Goal of the exercise — Copy out each line exactly as it appears.

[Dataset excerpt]
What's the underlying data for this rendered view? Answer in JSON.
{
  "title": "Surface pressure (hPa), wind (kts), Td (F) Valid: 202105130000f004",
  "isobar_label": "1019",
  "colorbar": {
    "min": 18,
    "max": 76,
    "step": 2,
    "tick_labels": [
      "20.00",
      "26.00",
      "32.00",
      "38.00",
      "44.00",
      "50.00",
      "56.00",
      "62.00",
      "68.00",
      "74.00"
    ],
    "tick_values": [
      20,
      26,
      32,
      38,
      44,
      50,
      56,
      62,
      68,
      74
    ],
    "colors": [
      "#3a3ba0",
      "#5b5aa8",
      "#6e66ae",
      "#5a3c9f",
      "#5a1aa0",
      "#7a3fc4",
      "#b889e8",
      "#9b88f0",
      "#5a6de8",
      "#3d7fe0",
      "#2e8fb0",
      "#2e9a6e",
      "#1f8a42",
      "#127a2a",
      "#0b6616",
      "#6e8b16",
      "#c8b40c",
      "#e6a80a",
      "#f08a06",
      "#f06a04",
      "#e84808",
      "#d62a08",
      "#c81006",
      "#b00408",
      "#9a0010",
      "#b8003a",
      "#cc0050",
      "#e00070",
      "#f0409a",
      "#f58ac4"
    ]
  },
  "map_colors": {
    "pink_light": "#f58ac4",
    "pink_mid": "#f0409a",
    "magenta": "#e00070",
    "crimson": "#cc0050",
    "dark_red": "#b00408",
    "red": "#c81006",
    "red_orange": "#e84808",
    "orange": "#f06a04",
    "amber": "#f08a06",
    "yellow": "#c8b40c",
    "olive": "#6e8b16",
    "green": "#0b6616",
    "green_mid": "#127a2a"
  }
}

Final answer —
What's the underlying data for this rendered view? Answer in JSON.
{
  "title": "Surface pressure (hPa), wind (kts), Td (F) Valid: 202105130000f004",
  "isobar_label": "1019",
  "colorbar": {
    "min": 18,
    "max": 76,
    "step": 2,
    "tick_labels": [
      "20.00",
      "26.00",
      "32.00",
      "38.00",
      "44.00",
      "50.00",
      "56.00",
      "62.00",
      "68.00",
      "74.00"
    ],
    "tick_values": [
      20,
      26,
      32,
      38,
      44,
      50,
      56,
      62,
      68,
      74
    ],
    "colors": [
      "#3a3ba0",
      "#5b5aa8",
      "#6e66ae",
      "#5a3c9f",
      "#5a1aa0",
      "#7a3fc4",
      "#b889e8",
      "#9b88f0",
      "#5a6de8",
      "#3d7fe0",
      "#2e8fb0",
      "#2e9a6e",
      "#1f8a42",
      "#127a2a",
      "#0b6616",
      "#6e8b16",
      "#c8b40c",
      "#e6a80a",
      "#f08a06",
      "#f06a04",
      "#e84808",
      "#d62a08",
      "#c81006",
      "#b00408",
      "#9a0010",
      "#b8003a",
      "#cc0050",
      "#e00070",
      "#f0409a",
      "#f58ac4"
    ]
  },
  "map_colors": {
    "pink_light": "#f58ac4",
    "pink_mid": "#f0409a",
    "magenta": "#e00070",
    "crimson": "#cc0050",
    "dark_red": "#b00408",
    "red": "#c81006",
    "red_orange": "#e84808",
    "orange": "#f06a04",
    "amber": "#f08a06",
    "yellow": "#c8b40c",
    "olive": "#6e8b16",
    "green": "#0b6616",
    "green_mid": "#127a2a"
  }
}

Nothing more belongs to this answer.